Problem to work on
From the entries below, extract every line that includes the word "change".

Data tied to figure images
——————

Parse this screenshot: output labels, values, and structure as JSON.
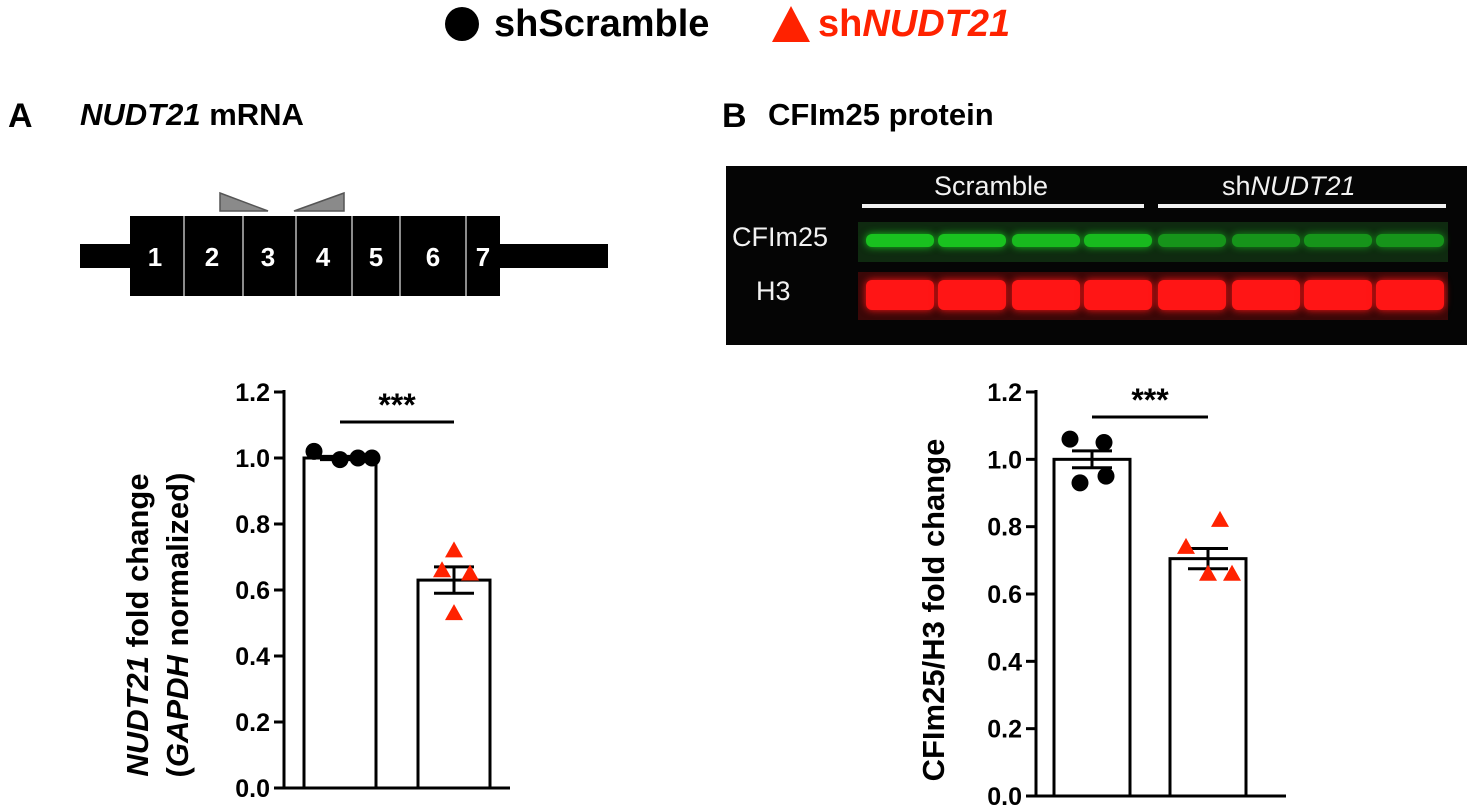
{
  "legend": {
    "items": [
      {
        "marker": "circle",
        "color": "#000000",
        "prefix": "shScramble",
        "italic": ""
      },
      {
        "marker": "triangle",
        "color": "#ff2200",
        "prefix": "sh",
        "italic": "NUDT21"
      }
    ]
  },
  "panel_a": {
    "letter": "A",
    "title_italic": "NUDT21",
    "title_rest": " mRNA",
    "exons": [
      "1",
      "2",
      "3",
      "4",
      "5",
      "6",
      "7"
    ]
  },
  "panel_b": {
    "letter": "B",
    "title": "CFIm25 protein",
    "blot": {
      "group_left": "Scramble",
      "group_right_prefix": "sh",
      "group_right_italic": "NUDT21",
      "row_top": "CFIm25",
      "row_bottom": "H3",
      "top_band_color": "#19c21f",
      "bottom_band_color": "#ff1515",
      "top_band_intensity": [
        1.0,
        1.0,
        0.95,
        0.95,
        0.7,
        0.7,
        0.7,
        0.7
      ],
      "bottom_band_intensity": [
        1.0,
        1.0,
        1.0,
        1.0,
        1.0,
        1.0,
        1.0,
        1.0
      ]
    }
  },
  "chart_data": [
    {
      "type": "bar",
      "panel": "A",
      "categories": [
        "shScramble",
        "shNUDT21"
      ],
      "values": [
        1.0,
        0.63
      ],
      "sem": [
        0.005,
        0.04
      ],
      "points": [
        [
          1.02,
          1.0,
          0.995,
          1.0
        ],
        [
          0.72,
          0.66,
          0.65,
          0.53
        ]
      ],
      "marker_colors": [
        "#000000",
        "#ff2200"
      ],
      "markers": [
        "circle",
        "triangle"
      ],
      "ylabel_italic": "NUDT21",
      "ylabel_rest": " fold change",
      "ylabel2_open": "(",
      "ylabel2_italic": "GAPDH",
      "ylabel2_rest": " normalized)",
      "ylim": [
        0,
        1.2
      ],
      "yticks": [
        "0.0",
        "0.2",
        "0.4",
        "0.6",
        "0.8",
        "1.0",
        "1.2"
      ],
      "significance": "***"
    },
    {
      "type": "bar",
      "panel": "B",
      "categories": [
        "shScramble",
        "shNUDT21"
      ],
      "values": [
        1.0,
        0.705
      ],
      "sem": [
        0.025,
        0.03
      ],
      "points": [
        [
          1.06,
          1.05,
          0.95,
          0.93
        ],
        [
          0.82,
          0.74,
          0.66,
          0.66
        ]
      ],
      "marker_colors": [
        "#000000",
        "#ff2200"
      ],
      "markers": [
        "circle",
        "triangle"
      ],
      "ylabel": "CFIm25/H3 fold change",
      "ylim": [
        0,
        1.2
      ],
      "yticks": [
        "0.0",
        "0.2",
        "0.4",
        "0.6",
        "0.8",
        "1.0",
        "1.2"
      ],
      "significance": "***"
    }
  ]
}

——————

Response to the task
      "ylabel_rest": " fold change",
      "ylabel": "CFIm25/H3 fold change",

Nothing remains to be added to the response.